Reproduce the records from the start through the line with "sidebar-paragraph: Ergonomics are", swapping "lavatory" for "restroom" and leaving everything else unchanged.

*** RECORDS TO PROCESS ***

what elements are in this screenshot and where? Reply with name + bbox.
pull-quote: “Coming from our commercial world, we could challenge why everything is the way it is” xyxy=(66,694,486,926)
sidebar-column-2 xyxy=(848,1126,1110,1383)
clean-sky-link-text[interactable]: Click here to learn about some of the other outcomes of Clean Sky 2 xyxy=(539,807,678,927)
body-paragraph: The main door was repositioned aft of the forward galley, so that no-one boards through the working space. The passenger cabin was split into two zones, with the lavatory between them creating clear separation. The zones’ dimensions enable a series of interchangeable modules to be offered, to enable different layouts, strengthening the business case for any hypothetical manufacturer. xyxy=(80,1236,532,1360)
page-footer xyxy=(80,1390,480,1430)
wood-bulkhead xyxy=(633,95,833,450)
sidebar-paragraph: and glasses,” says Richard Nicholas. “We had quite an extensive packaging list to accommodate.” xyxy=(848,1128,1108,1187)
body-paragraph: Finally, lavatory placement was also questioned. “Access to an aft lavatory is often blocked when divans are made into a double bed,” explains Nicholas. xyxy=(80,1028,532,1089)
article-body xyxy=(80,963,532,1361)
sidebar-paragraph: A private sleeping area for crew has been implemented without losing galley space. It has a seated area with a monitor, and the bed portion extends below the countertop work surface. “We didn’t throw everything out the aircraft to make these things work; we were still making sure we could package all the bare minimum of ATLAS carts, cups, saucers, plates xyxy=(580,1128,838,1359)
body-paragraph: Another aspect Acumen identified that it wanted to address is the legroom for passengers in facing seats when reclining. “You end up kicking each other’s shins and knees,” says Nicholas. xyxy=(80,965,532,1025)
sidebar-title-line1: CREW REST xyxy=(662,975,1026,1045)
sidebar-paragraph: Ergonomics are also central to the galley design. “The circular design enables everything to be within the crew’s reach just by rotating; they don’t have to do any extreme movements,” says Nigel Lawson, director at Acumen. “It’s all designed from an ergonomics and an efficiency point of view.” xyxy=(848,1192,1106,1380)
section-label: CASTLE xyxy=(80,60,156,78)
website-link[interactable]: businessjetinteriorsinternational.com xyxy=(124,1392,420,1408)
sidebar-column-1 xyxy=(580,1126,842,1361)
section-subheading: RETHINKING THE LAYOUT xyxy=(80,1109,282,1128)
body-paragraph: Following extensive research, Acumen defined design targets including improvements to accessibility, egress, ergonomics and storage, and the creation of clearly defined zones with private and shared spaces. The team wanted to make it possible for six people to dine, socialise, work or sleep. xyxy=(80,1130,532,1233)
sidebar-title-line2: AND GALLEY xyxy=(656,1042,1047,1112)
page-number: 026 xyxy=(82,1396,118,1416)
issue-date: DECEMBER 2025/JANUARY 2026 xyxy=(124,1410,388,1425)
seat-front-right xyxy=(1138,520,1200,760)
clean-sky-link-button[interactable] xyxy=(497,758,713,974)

***

EXERCISE OUTPUT:
what elements are in this screenshot and where? Reply with name + bbox.
pull-quote: “Coming from our commercial world, we could challenge why everything is the way it is” xyxy=(66,694,486,926)
sidebar-column-2 xyxy=(848,1126,1110,1383)
clean-sky-link-text[interactable]: Click here to learn about some of the other outcomes of Clean Sky 2 xyxy=(539,807,678,927)
body-paragraph: The main door was repositioned aft of the forward galley, so that no-one boards through the working space. The passenger cabin was split into two zones, with the restroom between them creating clear separation. The zones’ dimensions enable a series of interchangeable modules to be offered, to enable different layouts, strengthening the business case for any hypothetical manufacturer. xyxy=(80,1236,532,1360)
page-footer xyxy=(80,1390,480,1430)
wood-bulkhead xyxy=(633,95,833,450)
sidebar-paragraph: and glasses,” says Richard Nicholas. “We had quite an extensive packaging list to accommodate.” xyxy=(848,1128,1108,1187)
body-paragraph: Finally, restroom placement was also questioned. “Access to an aft restroom is often blocked when divans are made into a double bed,” explains Nicholas. xyxy=(80,1028,532,1089)
article-body xyxy=(80,963,532,1361)
sidebar-paragraph: A private sleeping area for crew has been implemented without losing galley space. It has a seated area with a monitor, and the bed portion extends below the countertop work surface. “We didn’t throw everything out the aircraft to make these things work; we were still making sure we could package all the bare minimum of ATLAS carts, cups, saucers, plates xyxy=(580,1128,838,1359)
body-paragraph: Another aspect Acumen identified that it wanted to address is the legroom for passengers in facing seats when reclining. “You end up kicking each other’s shins and knees,” says Nicholas. xyxy=(80,965,532,1025)
sidebar-title-line1: CREW REST xyxy=(662,975,1026,1045)
sidebar-paragraph: Ergonomics are also central to the galley design. “The circular design enables everything to be within the crew’s reach just by rotating; they don’t have to do any extreme movements,” says Nigel Lawson, director at Acumen. “It’s all designed from an ergonomics and an efficiency point of view.” xyxy=(848,1192,1106,1380)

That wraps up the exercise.